Copy out the listing that follows, exactly, without its pictures.
::::
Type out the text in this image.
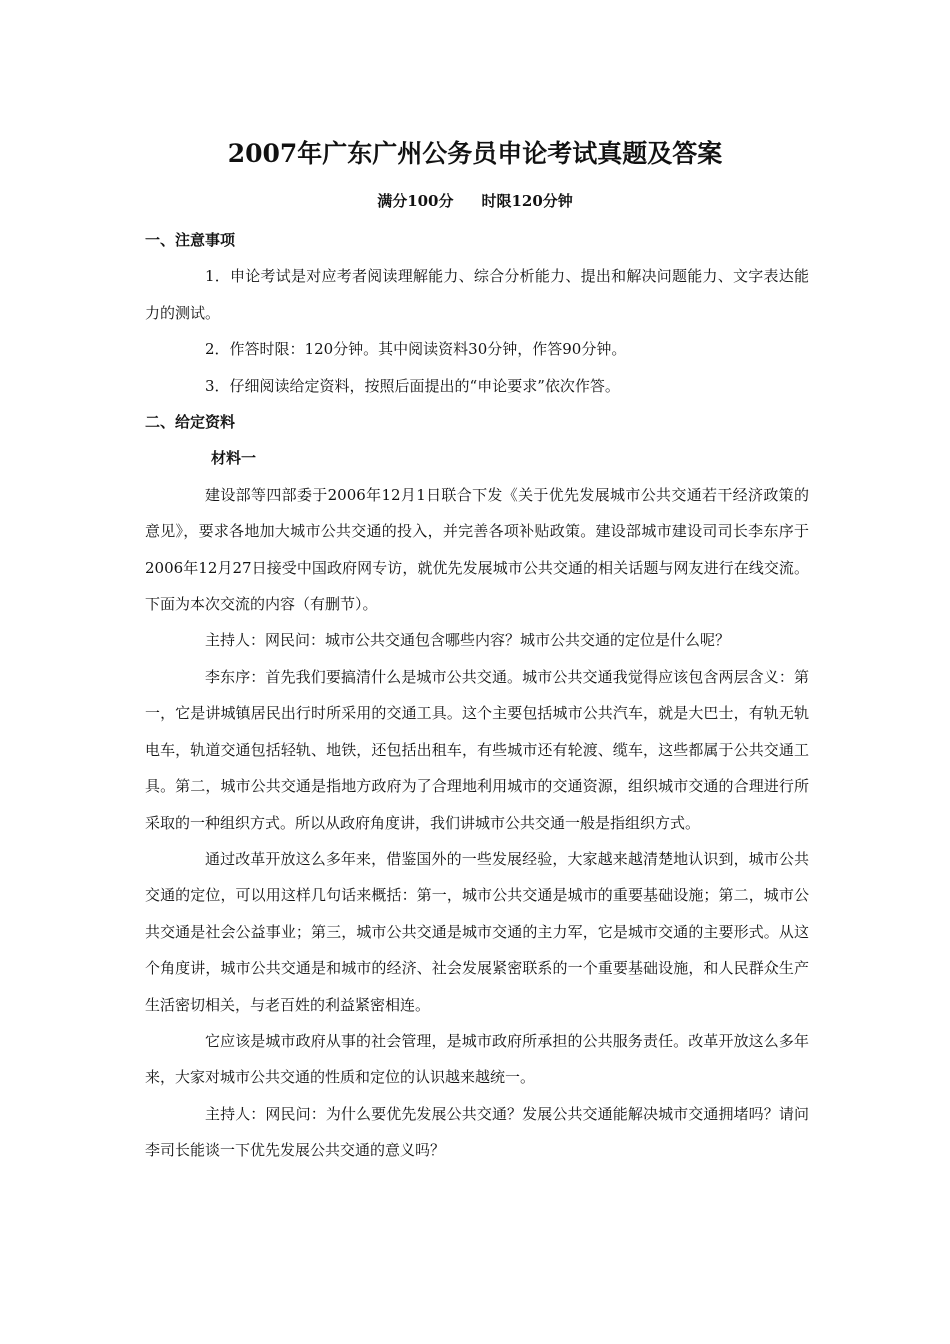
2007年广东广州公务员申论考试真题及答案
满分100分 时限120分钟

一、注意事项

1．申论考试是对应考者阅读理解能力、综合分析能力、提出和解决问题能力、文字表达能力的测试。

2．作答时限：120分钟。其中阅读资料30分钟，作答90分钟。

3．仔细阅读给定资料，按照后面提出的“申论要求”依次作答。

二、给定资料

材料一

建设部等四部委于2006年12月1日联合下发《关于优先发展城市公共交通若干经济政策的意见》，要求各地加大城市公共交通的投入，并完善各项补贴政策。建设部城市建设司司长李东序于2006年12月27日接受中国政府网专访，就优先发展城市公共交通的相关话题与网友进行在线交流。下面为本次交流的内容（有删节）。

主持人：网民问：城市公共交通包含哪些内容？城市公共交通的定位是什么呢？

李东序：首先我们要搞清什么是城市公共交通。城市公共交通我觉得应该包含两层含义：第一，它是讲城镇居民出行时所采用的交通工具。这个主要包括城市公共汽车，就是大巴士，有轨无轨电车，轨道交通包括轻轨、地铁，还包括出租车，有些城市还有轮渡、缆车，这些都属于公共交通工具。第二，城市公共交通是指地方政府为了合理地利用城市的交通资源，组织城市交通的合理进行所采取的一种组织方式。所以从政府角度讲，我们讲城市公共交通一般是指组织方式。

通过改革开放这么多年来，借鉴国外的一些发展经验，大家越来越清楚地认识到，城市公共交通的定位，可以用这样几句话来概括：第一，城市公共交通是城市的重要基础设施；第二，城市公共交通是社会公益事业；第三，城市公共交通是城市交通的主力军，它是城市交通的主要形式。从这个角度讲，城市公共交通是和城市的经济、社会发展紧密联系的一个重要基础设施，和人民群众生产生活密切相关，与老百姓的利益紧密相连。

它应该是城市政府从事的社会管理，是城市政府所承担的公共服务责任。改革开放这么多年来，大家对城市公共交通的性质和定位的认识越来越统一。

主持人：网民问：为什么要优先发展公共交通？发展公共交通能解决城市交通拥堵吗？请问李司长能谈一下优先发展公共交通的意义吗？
::::
Solution for this exercise ▸
Type out the text in this image.
2007年广东广州公务员申论考试真题及答案
满分100分 时限120分钟

一、注意事项

1．申论考试是对应考者阅读理解能力、综合分析能力、提出和解决问题能力、文字表达能力的测试。

2．作答时限：120分钟。其中阅读资料30分钟，作答90分钟。

3．仔细阅读给定资料，按照后面提出的“申论要求”依次作答。

二、给定资料

材料一

建设部等四部委于2006年12月1日联合下发《关于优先发展城市公共交通若干经济政策的意见》，要求各地加大城市公共交通的投入，并完善各项补贴政策。建设部城市建设司司长李东序于2006年12月27日接受中国政府网专访，就优先发展城市公共交通的相关话题与网友进行在线交流。下面为本次交流的内容（有删节）。

主持人：网民问：城市公共交通包含哪些内容？城市公共交通的定位是什么呢？

李东序：首先我们要搞清什么是城市公共交通。城市公共交通我觉得应该包含两层含义：第一，它是讲城镇居民出行时所采用的交通工具。这个主要包括城市公共汽车，就是大巴士，有轨无轨电车，轨道交通包括轻轨、地铁，还包括出租车，有些城市还有轮渡、缆车，这些都属于公共交通工具。第二，城市公共交通是指地方政府为了合理地利用城市的交通资源，组织城市交通的合理进行所采取的一种组织方式。所以从政府角度讲，我们讲城市公共交通一般是指组织方式。

通过改革开放这么多年来，借鉴国外的一些发展经验，大家越来越清楚地认识到，城市公共交通的定位，可以用这样几句话来概括：第一，城市公共交通是城市的重要基础设施；第二，城市公共交通是社会公益事业；第三，城市公共交通是城市交通的主力军，它是城市交通的主要形式。从这个角度讲，城市公共交通是和城市的经济、社会发展紧密联系的一个重要基础设施，和人民群众生产生活密切相关，与老百姓的利益紧密相连。

它应该是城市政府从事的社会管理，是城市政府所承担的公共服务责任。改革开放这么多年来，大家对城市公共交通的性质和定位的认识越来越统一。

主持人：网民问：为什么要优先发展公共交通？发展公共交通能解决城市交通拥堵吗？请问李司长能谈一下优先发展公共交通的意义吗？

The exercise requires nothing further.